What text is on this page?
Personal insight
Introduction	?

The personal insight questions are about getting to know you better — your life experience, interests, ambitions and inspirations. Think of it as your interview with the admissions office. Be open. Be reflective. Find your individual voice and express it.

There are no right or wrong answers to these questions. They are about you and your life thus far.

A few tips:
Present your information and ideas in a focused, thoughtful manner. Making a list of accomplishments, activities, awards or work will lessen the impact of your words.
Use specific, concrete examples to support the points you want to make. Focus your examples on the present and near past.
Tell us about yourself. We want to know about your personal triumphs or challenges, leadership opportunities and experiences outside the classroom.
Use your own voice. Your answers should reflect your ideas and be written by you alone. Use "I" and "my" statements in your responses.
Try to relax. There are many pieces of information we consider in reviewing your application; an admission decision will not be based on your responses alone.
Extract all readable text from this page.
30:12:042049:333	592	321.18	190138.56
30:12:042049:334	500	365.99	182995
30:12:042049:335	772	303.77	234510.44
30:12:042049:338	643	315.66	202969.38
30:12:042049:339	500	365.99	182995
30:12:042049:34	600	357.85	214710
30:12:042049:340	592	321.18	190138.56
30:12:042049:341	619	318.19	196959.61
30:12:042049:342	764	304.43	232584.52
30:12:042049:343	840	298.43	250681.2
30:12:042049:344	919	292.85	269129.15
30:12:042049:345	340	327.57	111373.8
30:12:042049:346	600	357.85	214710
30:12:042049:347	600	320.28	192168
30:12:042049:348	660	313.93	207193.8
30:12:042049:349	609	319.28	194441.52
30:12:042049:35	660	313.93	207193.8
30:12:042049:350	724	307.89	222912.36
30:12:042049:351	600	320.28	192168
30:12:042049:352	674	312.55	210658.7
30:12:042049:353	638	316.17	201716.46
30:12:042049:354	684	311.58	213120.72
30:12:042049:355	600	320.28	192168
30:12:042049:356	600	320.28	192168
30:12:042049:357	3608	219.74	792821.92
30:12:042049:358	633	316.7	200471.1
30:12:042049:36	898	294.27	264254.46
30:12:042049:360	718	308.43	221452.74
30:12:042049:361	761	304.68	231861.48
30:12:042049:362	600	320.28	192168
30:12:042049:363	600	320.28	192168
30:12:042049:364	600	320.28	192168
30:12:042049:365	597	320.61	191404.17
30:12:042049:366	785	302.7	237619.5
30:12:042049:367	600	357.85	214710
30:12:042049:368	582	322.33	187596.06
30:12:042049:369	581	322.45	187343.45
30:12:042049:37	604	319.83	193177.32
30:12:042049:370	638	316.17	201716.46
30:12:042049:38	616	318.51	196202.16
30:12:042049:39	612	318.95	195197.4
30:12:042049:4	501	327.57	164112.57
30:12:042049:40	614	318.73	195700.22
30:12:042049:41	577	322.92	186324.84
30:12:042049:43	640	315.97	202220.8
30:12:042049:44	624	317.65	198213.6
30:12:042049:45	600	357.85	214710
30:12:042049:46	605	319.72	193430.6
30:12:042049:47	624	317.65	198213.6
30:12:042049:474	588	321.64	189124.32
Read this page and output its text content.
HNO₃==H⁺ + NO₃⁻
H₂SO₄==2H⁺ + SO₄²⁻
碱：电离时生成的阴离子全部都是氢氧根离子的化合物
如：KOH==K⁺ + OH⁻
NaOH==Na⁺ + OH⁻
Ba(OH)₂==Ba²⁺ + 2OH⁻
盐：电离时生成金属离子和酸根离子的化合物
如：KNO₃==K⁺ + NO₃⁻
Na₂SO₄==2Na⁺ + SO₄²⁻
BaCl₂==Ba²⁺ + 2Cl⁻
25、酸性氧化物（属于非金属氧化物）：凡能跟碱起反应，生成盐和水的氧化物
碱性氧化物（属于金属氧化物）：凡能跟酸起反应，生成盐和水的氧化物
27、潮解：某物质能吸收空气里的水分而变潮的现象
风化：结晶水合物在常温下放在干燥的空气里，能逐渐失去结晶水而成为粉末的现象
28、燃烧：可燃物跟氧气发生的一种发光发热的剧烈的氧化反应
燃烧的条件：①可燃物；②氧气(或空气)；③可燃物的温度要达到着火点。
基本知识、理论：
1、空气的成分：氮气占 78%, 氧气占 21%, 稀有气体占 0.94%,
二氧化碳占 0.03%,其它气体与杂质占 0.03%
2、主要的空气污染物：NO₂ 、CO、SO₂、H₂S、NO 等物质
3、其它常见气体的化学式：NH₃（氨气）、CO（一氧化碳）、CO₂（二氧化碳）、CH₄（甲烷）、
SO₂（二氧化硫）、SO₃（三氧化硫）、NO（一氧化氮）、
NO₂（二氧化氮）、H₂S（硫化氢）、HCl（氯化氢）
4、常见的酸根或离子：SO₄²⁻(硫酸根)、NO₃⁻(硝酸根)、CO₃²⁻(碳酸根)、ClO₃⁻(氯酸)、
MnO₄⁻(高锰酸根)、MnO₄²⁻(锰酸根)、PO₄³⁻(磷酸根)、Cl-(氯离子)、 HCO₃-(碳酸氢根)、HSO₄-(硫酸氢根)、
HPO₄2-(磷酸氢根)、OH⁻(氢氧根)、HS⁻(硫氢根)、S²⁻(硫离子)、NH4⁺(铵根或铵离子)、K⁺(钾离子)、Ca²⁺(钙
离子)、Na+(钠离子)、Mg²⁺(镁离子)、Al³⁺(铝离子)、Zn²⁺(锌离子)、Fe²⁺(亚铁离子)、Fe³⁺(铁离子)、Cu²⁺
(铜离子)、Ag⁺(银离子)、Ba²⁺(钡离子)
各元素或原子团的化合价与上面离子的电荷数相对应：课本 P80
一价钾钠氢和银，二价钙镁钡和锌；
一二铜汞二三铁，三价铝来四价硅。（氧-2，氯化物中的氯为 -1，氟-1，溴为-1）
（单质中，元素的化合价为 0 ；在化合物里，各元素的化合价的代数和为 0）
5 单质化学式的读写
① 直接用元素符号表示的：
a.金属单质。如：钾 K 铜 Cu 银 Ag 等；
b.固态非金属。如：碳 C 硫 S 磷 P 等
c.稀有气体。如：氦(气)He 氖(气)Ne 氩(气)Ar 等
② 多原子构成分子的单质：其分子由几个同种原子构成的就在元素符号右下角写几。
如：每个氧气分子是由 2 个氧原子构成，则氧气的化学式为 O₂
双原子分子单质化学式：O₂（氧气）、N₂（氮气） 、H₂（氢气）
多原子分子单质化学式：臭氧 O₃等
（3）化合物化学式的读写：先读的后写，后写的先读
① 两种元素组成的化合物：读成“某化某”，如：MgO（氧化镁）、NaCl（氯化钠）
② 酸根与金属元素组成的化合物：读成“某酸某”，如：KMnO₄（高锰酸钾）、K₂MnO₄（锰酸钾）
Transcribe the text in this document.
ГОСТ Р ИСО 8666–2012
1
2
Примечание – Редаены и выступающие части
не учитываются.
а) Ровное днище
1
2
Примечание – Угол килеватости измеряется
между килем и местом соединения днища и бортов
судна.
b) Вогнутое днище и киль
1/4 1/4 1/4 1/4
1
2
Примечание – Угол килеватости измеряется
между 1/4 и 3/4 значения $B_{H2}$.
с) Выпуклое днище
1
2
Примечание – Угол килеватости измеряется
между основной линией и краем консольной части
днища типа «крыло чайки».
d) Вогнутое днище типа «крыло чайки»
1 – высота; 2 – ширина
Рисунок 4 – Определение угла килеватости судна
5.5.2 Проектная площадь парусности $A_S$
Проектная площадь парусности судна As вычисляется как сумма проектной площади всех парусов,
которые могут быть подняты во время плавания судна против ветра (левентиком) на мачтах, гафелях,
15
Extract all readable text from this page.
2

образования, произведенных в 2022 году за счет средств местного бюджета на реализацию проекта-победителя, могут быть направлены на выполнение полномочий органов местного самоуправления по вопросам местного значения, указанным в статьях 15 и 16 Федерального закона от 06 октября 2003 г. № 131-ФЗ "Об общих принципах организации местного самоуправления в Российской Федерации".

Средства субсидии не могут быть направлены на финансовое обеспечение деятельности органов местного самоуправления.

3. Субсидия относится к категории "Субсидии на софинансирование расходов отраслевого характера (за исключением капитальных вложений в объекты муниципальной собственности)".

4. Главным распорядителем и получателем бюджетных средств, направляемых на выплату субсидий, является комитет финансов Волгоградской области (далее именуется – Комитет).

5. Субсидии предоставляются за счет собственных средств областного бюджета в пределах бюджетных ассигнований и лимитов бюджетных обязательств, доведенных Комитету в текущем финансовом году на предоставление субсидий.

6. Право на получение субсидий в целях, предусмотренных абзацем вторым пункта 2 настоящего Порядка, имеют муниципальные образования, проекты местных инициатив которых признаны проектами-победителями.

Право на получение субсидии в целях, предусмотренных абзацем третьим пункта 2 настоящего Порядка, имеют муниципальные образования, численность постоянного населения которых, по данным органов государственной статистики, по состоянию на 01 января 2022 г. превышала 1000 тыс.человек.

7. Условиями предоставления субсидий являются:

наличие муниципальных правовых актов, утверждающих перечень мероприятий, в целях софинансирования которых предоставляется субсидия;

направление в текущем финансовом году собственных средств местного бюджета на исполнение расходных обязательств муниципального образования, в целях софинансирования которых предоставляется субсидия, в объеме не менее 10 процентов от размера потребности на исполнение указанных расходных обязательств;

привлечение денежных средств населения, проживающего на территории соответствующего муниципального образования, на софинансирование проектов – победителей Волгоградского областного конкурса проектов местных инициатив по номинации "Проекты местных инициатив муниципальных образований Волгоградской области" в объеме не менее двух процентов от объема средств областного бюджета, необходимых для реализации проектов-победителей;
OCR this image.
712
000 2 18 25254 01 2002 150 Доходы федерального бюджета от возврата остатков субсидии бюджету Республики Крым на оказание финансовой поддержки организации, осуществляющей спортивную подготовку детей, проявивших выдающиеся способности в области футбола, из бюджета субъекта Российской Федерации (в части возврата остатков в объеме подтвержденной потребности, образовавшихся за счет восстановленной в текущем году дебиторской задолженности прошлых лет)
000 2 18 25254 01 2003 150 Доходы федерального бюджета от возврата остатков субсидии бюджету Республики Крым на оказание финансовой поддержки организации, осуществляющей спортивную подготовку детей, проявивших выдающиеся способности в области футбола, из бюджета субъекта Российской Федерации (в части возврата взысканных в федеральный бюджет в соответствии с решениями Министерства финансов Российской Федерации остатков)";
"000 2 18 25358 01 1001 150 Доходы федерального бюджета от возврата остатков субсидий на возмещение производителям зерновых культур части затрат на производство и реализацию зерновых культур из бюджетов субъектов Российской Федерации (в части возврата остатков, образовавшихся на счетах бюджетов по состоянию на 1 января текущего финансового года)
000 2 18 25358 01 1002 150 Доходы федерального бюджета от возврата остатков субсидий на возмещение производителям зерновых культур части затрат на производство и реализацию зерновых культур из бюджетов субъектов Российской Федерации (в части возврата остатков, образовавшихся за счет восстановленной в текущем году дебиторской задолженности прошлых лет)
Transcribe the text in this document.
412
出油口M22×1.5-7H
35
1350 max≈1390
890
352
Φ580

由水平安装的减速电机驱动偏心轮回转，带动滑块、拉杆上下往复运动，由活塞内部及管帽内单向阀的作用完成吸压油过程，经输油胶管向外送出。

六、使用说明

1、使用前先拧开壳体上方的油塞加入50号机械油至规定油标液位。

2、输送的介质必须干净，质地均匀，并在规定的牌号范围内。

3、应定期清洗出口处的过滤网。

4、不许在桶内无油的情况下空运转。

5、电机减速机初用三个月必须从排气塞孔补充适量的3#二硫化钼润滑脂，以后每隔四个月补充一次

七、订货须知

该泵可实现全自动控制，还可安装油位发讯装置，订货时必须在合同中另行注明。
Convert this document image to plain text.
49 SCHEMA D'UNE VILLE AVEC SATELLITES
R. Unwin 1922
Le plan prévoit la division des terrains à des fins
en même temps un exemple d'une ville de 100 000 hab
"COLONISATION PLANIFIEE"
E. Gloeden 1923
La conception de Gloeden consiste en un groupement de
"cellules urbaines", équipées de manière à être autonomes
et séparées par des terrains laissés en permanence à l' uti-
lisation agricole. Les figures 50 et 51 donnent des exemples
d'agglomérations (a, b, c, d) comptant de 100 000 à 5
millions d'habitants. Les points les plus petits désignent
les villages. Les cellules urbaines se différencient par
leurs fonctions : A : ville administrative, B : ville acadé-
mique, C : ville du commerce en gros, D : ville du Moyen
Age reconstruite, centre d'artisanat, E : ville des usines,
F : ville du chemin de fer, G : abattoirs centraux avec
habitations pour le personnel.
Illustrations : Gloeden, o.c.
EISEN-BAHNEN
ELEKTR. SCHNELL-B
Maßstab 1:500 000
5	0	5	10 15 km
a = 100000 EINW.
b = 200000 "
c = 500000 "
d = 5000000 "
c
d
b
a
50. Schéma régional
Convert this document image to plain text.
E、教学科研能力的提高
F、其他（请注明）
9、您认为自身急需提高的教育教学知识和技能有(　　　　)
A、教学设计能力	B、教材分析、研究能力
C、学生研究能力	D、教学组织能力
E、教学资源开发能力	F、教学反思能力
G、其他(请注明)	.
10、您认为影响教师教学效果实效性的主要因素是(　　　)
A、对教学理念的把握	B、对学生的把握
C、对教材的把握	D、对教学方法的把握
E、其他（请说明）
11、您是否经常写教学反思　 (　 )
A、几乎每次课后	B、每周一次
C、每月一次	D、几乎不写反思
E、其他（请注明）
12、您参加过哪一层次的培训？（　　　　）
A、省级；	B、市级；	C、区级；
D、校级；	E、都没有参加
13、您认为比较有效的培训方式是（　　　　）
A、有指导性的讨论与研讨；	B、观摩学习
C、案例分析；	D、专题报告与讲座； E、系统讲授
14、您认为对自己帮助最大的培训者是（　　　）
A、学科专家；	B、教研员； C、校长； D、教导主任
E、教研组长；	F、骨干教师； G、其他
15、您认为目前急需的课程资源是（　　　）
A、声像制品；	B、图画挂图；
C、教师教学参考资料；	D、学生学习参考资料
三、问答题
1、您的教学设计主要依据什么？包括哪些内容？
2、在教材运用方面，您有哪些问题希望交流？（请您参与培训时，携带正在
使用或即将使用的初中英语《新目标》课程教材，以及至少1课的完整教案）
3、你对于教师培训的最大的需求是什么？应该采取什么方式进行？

####################

WHAT TO PRODUCE: Read the data above and pull out each line that holds the string "детей".

RESULT OF THE TASK:
000 2 18 25254 01 2002 150 Доходы федерального бюджета от возврата остатков субсидии бюджету Республики Крым на оказание финансовой поддержки организации, осуществляющей спортивную подготовку детей, проявивших выдающиеся способности в области футбола, из бюджета субъекта Российской Федерации (в части возврата остатков в объеме подтвержденной потребности, образовавшихся за счет восстановленной в текущем году дебиторской задолженности прошлых лет)
000 2 18 25254 01 2003 150 Доходы федерального бюджета от возврата остатков субсидии бюджету Республики Крым на оказание финансовой поддержки организации, осуществляющей спортивную подготовку детей, проявивших выдающиеся способности в области футбола, из бюджета субъекта Российской Федерации (в части возврата взысканных в федеральный бюджет в соответствии с решениями Министерства финансов Российской Федерации остатков)";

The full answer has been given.